-- Rows --
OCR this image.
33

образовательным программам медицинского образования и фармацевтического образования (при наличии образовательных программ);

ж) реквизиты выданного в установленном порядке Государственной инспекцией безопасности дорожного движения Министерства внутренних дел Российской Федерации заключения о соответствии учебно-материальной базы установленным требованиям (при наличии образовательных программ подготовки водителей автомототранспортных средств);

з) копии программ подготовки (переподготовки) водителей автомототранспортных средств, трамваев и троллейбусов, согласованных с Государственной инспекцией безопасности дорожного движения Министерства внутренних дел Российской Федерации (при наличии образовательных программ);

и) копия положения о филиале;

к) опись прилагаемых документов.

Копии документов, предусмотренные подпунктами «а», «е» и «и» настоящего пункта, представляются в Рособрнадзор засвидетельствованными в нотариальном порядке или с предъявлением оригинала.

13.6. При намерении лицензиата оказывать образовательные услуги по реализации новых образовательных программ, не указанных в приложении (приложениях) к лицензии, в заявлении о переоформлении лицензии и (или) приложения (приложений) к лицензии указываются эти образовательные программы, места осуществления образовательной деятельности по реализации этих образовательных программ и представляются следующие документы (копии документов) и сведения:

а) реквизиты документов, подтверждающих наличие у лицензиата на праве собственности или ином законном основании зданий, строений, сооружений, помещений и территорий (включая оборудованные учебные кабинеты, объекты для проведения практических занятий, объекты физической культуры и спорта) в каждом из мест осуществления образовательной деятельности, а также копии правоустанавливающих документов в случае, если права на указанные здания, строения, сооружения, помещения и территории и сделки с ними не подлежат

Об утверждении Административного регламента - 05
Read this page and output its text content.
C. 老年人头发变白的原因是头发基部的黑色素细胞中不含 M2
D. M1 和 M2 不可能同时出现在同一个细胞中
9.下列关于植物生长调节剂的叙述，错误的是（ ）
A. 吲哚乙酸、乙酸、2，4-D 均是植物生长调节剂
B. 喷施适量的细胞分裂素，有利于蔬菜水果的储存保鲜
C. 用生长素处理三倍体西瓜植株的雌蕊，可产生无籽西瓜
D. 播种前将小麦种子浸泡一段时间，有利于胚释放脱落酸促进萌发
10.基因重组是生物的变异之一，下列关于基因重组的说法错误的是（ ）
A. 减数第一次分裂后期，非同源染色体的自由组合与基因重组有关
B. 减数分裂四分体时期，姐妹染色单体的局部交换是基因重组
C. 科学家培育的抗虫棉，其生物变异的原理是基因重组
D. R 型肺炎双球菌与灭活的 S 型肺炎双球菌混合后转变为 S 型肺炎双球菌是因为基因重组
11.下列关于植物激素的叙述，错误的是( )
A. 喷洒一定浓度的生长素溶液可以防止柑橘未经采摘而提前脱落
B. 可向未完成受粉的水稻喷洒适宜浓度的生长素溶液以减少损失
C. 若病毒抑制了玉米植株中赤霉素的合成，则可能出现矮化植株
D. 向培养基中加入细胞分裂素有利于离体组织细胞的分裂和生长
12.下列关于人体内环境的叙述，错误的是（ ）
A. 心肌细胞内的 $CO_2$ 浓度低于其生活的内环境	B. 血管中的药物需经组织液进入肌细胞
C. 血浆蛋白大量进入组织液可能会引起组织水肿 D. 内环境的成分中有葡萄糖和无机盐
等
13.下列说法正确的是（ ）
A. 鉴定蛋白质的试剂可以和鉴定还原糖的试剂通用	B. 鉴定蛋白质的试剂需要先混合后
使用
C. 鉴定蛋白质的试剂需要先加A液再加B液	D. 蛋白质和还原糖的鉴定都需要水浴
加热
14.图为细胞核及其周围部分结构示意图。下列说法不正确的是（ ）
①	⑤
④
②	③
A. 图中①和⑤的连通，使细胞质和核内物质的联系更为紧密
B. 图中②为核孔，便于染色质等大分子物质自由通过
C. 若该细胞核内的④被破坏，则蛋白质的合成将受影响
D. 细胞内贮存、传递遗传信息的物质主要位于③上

-- Aim --
Go through the data and count each line that has the word "this", then give the total alone.

-- Complete response --
2